Data section ▸
______

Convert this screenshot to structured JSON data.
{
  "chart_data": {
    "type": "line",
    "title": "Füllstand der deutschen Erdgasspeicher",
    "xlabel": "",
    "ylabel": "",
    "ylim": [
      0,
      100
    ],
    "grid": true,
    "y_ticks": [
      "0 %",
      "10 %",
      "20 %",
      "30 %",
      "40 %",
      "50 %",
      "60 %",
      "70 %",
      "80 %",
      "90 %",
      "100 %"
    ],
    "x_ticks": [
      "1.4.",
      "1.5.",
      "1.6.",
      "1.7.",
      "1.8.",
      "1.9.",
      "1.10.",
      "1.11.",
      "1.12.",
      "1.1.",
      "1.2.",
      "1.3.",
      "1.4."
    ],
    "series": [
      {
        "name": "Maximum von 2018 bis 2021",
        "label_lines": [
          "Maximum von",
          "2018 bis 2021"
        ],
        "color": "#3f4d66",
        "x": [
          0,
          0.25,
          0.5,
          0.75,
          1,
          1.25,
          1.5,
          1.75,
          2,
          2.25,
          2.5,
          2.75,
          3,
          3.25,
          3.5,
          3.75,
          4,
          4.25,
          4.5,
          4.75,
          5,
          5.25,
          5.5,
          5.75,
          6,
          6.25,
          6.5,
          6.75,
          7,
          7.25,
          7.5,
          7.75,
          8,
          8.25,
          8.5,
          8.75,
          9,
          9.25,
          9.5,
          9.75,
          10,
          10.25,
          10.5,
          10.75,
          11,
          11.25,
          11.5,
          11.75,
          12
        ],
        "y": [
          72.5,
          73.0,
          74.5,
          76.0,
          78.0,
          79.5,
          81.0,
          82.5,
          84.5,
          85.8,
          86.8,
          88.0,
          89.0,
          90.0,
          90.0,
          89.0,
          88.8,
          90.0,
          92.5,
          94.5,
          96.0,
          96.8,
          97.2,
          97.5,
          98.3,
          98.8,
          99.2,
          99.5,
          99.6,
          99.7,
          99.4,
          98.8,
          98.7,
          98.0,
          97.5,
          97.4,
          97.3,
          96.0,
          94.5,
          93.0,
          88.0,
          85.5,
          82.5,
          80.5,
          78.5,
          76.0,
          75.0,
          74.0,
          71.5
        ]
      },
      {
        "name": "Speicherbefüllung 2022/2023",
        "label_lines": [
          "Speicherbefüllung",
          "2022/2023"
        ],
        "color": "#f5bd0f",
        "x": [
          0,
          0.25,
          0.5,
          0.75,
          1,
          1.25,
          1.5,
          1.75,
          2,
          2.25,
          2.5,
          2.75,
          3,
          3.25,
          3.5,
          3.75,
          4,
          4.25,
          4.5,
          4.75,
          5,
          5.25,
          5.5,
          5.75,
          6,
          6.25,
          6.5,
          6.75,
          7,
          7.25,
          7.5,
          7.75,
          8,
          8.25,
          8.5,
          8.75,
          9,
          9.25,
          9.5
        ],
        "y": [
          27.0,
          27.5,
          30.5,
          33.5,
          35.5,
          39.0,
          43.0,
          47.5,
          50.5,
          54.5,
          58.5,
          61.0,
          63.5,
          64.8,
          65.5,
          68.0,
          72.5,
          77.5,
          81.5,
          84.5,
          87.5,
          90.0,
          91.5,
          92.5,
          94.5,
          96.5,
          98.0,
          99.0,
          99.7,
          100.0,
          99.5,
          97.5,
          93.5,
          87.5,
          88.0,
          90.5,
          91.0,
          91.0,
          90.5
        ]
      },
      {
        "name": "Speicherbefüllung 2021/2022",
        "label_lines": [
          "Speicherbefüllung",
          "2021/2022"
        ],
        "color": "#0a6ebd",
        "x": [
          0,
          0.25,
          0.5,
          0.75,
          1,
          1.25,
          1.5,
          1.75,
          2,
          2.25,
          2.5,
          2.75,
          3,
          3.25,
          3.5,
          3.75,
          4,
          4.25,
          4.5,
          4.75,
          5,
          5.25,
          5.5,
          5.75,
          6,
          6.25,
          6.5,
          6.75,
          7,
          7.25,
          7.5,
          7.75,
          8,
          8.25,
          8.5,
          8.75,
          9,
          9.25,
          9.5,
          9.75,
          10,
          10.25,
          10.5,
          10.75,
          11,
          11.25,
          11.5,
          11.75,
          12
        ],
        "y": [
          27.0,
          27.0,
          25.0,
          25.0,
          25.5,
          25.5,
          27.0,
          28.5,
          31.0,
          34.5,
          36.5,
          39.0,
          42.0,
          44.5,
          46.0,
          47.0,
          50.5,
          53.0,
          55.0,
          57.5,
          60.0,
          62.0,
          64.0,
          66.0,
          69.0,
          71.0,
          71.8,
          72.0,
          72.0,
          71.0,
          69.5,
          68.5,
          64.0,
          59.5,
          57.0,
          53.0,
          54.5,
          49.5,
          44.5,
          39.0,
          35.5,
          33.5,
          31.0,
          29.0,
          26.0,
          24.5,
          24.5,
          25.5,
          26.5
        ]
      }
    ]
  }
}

______

Your objective ▸ Every entry must be output again, exactly as written above.

Written response ▸
Convert this screenshot to structured JSON data.
{
  "chart_data": {
    "type": "line",
    "title": "Füllstand der deutschen Erdgasspeicher",
    "xlabel": "",
    "ylabel": "",
    "ylim": [
      0,
      100
    ],
    "grid": true,
    "y_ticks": [
      "0 %",
      "10 %",
      "20 %",
      "30 %",
      "40 %",
      "50 %",
      "60 %",
      "70 %",
      "80 %",
      "90 %",
      "100 %"
    ],
    "x_ticks": [
      "1.4.",
      "1.5.",
      "1.6.",
      "1.7.",
      "1.8.",
      "1.9.",
      "1.10.",
      "1.11.",
      "1.12.",
      "1.1.",
      "1.2.",
      "1.3.",
      "1.4."
    ],
    "series": [
      {
        "name": "Maximum von 2018 bis 2021",
        "label_lines": [
          "Maximum von",
          "2018 bis 2021"
        ],
        "color": "#3f4d66",
        "x": [
          0,
          0.25,
          0.5,
          0.75,
          1,
          1.25,
          1.5,
          1.75,
          2,
          2.25,
          2.5,
          2.75,
          3,
          3.25,
          3.5,
          3.75,
          4,
          4.25,
          4.5,
          4.75,
          5,
          5.25,
          5.5,
          5.75,
          6,
          6.25,
          6.5,
          6.75,
          7,
          7.25,
          7.5,
          7.75,
          8,
          8.25,
          8.5,
          8.75,
          9,
          9.25,
          9.5,
          9.75,
          10,
          10.25,
          10.5,
          10.75,
          11,
          11.25,
          11.5,
          11.75,
          12
        ],
        "y": [
          72.5,
          73.0,
          74.5,
          76.0,
          78.0,
          79.5,
          81.0,
          82.5,
          84.5,
          85.8,
          86.8,
          88.0,
          89.0,
          90.0,
          90.0,
          89.0,
          88.8,
          90.0,
          92.5,
          94.5,
          96.0,
          96.8,
          97.2,
          97.5,
          98.3,
          98.8,
          99.2,
          99.5,
          99.6,
          99.7,
          99.4,
          98.8,
          98.7,
          98.0,
          97.5,
          97.4,
          97.3,
          96.0,
          94.5,
          93.0,
          88.0,
          85.5,
          82.5,
          80.5,
          78.5,
          76.0,
          75.0,
          74.0,
          71.5
        ]
      },
      {
        "name": "Speicherbefüllung 2022/2023",
        "label_lines": [
          "Speicherbefüllung",
          "2022/2023"
        ],
        "color": "#f5bd0f",
        "x": [
          0,
          0.25,
          0.5,
          0.75,
          1,
          1.25,
          1.5,
          1.75,
          2,
          2.25,
          2.5,
          2.75,
          3,
          3.25,
          3.5,
          3.75,
          4,
          4.25,
          4.5,
          4.75,
          5,
          5.25,
          5.5,
          5.75,
          6,
          6.25,
          6.5,
          6.75,
          7,
          7.25,
          7.5,
          7.75,
          8,
          8.25,
          8.5,
          8.75,
          9,
          9.25,
          9.5
        ],
        "y": [
          27.0,
          27.5,
          30.5,
          33.5,
          35.5,
          39.0,
          43.0,
          47.5,
          50.5,
          54.5,
          58.5,
          61.0,
          63.5,
          64.8,
          65.5,
          68.0,
          72.5,
          77.5,
          81.5,
          84.5,
          87.5,
          90.0,
          91.5,
          92.5,
          94.5,
          96.5,
          98.0,
          99.0,
          99.7,
          100.0,
          99.5,
          97.5,
          93.5,
          87.5,
          88.0,
          90.5,
          91.0,
          91.0,
          90.5
        ]
      },
      {
        "name": "Speicherbefüllung 2021/2022",
        "label_lines": [
          "Speicherbefüllung",
          "2021/2022"
        ],
        "color": "#0a6ebd",
        "x": [
          0,
          0.25,
          0.5,
          0.75,
          1,
          1.25,
          1.5,
          1.75,
          2,
          2.25,
          2.5,
          2.75,
          3,
          3.25,
          3.5,
          3.75,
          4,
          4.25,
          4.5,
          4.75,
          5,
          5.25,
          5.5,
          5.75,
          6,
          6.25,
          6.5,
          6.75,
          7,
          7.25,
          7.5,
          7.75,
          8,
          8.25,
          8.5,
          8.75,
          9,
          9.25,
          9.5,
          9.75,
          10,
          10.25,
          10.5,
          10.75,
          11,
          11.25,
          11.5,
          11.75,
          12
        ],
        "y": [
          27.0,
          27.0,
          25.0,
          25.0,
          25.5,
          25.5,
          27.0,
          28.5,
          31.0,
          34.5,
          36.5,
          39.0,
          42.0,
          44.5,
          46.0,
          47.0,
          50.5,
          53.0,
          55.0,
          57.5,
          60.0,
          62.0,
          64.0,
          66.0,
          69.0,
          71.0,
          71.8,
          72.0,
          72.0,
          71.0,
          69.5,
          68.5,
          64.0,
          59.5,
          57.0,
          53.0,
          54.5,
          49.5,
          44.5,
          39.0,
          35.5,
          33.5,
          31.0,
          29.0,
          26.0,
          24.5,
          24.5,
          25.5,
          26.5
        ]
      }
    ]
  }
}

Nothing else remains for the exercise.